Stated problem - Wherever the string "между" appears, copy the whole line.

Stored rows -
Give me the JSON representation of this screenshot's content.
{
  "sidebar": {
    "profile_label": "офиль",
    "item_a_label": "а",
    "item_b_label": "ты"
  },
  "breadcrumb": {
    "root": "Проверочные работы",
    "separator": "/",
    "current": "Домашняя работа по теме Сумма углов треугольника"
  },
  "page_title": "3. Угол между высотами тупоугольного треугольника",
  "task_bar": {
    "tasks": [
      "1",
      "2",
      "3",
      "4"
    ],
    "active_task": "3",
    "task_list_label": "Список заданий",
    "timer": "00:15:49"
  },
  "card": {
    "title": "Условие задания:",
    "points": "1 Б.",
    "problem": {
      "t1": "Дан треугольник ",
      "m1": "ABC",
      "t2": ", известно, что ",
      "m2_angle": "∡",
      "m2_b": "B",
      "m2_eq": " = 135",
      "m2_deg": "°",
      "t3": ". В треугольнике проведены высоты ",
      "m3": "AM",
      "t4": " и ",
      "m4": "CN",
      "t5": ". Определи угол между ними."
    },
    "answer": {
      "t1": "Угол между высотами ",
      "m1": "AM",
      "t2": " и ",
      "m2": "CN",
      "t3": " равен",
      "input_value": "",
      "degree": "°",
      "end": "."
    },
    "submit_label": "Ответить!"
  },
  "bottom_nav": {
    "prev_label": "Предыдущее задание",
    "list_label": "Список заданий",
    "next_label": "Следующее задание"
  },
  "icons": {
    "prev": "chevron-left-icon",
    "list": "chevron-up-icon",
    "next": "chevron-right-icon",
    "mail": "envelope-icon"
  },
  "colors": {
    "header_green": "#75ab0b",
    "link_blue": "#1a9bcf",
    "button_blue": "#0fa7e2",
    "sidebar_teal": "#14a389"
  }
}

Solution for this task -
  "page_title": "3. Угол между высотами тупоугольного треугольника",
      "t5": ". Определи угол между ними."
      "t1": "Угол между высотами ",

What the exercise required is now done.